[start of Passage shown]
Water quality improves, pollution falls in the Chesapeake Bay
Data show significant drop in nutrient and sediment loads
The amount of nutrient and sediment pollution entering the Chesapeake Bay fell significantly between 2014 and 2015, helping improve water quality in the nation’s largest estuary. Experts attribute this drop in pollution loads to dry weather and below-normal river flow, but note local efforts to reduce pollution also played a role. Indeed, related research shows “best management practices”—including upgrading wastewater treatment plants, lowering vehicle and power plant emissions, and reducing runoff from farmland—have lowered nutrients and sediment in local waterways.
Excess nutrients and sediment are among the leading causes of the Bay’s poor health. Nitrogen and phosphorus can fuel the growth of algae blooms that lead to low-oxygen “dead zones,” while sediment can suffocate shellfish and block sunlight from reaching underwater grasses. By tracking pollution loads into rivers and streams, the Chesapeake Bay Program (CBP) can ensure our partners are on track to meet clean water goals.
According to data from the CBP and the U.S. Geological Survey (USGS), nitrogen, phosphorus and sediment loads to the Bay were below the long-term average in 2015. Between 2014 and 2015, nitrogen loads fell 25 percent, phosphorus loads fell 44 percent and sediment loads fell 59 percent. Below-average loads are considered positive because reductions in nitrogen, phosphorus and sediment pollution can improve water quality.
[end of Passage shown]
[start of Dataset extract]
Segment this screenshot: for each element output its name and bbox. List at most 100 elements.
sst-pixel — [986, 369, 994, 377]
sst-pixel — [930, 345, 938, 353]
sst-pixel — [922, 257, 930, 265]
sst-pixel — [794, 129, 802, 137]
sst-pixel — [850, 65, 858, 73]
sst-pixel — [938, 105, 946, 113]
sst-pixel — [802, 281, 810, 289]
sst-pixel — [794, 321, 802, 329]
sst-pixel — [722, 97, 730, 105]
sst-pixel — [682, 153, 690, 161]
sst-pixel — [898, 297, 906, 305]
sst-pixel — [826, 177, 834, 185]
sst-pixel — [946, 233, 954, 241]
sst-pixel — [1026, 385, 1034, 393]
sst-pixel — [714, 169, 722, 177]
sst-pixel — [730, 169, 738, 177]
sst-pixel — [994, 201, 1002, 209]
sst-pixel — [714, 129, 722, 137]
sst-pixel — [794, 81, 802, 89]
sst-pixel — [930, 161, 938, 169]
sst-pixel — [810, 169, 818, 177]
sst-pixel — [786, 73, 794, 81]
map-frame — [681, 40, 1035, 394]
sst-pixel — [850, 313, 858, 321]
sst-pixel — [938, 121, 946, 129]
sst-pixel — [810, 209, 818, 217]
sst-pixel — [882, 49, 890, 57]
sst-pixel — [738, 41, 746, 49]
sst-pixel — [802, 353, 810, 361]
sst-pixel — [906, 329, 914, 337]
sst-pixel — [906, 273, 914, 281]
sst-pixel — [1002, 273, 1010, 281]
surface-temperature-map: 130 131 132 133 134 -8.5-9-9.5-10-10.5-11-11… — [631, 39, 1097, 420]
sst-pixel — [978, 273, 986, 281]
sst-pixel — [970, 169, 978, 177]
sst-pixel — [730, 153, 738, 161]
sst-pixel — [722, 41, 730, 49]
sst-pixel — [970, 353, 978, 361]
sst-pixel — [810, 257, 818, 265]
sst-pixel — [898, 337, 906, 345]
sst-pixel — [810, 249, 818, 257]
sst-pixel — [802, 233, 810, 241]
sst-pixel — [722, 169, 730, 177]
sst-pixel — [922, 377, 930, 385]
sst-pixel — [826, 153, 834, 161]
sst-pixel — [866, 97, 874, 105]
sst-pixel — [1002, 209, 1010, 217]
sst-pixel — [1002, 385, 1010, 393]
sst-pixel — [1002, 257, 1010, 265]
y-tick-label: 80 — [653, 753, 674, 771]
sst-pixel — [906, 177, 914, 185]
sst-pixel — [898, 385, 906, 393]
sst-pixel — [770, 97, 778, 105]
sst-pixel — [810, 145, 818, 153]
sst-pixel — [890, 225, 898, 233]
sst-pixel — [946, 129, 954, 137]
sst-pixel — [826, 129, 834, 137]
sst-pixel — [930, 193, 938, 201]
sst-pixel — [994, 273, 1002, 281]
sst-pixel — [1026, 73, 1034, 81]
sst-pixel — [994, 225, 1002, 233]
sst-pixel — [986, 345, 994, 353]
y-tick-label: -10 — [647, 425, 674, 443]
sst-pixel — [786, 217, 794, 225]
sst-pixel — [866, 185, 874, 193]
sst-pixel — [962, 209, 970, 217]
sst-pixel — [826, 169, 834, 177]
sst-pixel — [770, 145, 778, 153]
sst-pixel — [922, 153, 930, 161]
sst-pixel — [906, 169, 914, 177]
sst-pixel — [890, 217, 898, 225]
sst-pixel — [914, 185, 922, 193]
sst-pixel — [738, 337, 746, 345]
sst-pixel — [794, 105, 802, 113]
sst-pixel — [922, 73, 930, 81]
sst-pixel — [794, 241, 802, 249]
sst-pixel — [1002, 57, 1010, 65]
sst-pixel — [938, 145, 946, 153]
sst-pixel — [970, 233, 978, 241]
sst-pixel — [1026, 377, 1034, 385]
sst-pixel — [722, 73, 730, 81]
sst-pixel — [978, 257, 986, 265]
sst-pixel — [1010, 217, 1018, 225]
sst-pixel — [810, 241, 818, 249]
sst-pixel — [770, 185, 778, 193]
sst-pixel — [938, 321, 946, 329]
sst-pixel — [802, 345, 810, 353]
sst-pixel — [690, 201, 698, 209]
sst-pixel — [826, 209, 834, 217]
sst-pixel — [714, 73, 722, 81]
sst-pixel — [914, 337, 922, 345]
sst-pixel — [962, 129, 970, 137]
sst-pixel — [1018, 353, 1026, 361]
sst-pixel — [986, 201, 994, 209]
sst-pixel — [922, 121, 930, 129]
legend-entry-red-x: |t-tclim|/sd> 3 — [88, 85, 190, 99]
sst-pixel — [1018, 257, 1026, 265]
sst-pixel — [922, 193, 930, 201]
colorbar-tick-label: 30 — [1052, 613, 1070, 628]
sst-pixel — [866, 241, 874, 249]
[end of Dataset extract]
Tasks to perform =>
A: Print the passage from the Chesapeake Bay article from "According to data" up to and including "improve water quality.".
B: Write out the rows from their start up to and including the line with "sst-pixel — [938, 105, 946, 113]", exactly as they appear.

Replies =>
A:
According to data from the CBP and the U.S. Geological Survey (USGS), nitrogen, phosphorus and sediment loads to the Bay were below the long-term average in 2015. Between 2014 and 2015, nitrogen loads fell 25 percent, phosphorus loads fell 44 percent and sediment loads fell 59 percent. Below-average loads are considered positive because reductions in nitrogen, phosphorus and sediment pollution can improve water quality.

B:
Segment this screenshot: for each element output its name and bbox. List at most 100 elements.
sst-pixel — [986, 369, 994, 377]
sst-pixel — [930, 345, 938, 353]
sst-pixel — [922, 257, 930, 265]
sst-pixel — [794, 129, 802, 137]
sst-pixel — [850, 65, 858, 73]
sst-pixel — [938, 105, 946, 113]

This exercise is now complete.